═══ Data provided
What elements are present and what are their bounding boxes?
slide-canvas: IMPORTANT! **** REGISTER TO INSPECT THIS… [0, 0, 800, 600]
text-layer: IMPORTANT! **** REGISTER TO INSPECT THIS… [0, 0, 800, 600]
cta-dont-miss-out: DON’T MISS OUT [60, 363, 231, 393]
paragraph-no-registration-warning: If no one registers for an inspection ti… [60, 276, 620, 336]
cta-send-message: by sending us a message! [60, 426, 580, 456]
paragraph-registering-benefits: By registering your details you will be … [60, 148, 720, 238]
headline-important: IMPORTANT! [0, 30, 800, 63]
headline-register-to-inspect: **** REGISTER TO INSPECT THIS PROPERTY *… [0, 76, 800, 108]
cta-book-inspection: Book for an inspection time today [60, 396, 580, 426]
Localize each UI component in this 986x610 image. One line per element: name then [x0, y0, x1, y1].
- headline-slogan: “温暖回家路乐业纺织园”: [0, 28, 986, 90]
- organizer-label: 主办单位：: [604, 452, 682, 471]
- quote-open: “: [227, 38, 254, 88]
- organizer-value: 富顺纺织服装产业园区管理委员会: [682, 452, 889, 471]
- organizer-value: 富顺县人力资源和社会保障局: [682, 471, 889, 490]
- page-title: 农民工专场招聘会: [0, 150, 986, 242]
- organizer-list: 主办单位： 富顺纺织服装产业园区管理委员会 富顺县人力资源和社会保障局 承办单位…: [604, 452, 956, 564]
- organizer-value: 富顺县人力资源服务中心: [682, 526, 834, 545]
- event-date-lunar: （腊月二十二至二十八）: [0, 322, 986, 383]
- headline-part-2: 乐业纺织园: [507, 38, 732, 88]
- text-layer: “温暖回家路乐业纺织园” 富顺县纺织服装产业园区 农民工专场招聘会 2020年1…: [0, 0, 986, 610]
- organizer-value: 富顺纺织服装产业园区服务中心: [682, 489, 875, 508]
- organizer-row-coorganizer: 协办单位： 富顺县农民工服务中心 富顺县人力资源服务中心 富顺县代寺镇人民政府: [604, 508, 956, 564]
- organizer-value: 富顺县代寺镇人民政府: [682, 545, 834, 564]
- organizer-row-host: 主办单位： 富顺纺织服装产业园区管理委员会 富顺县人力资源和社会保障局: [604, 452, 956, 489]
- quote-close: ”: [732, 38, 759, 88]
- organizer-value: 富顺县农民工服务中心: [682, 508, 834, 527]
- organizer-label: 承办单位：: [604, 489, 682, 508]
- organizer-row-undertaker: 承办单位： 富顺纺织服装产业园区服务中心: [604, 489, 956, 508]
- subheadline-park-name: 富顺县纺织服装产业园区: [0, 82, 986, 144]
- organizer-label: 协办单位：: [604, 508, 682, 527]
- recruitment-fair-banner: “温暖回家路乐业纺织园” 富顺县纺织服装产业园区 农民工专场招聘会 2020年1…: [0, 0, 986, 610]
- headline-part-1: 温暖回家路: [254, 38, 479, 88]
══════
Directions for this task: Please identify every line in the rows above that contains the string "quote", and copy each of those lines. Case counts.

Final answer:
- quote-open: “: [227, 38, 254, 88]
- quote-close: ”: [732, 38, 759, 88]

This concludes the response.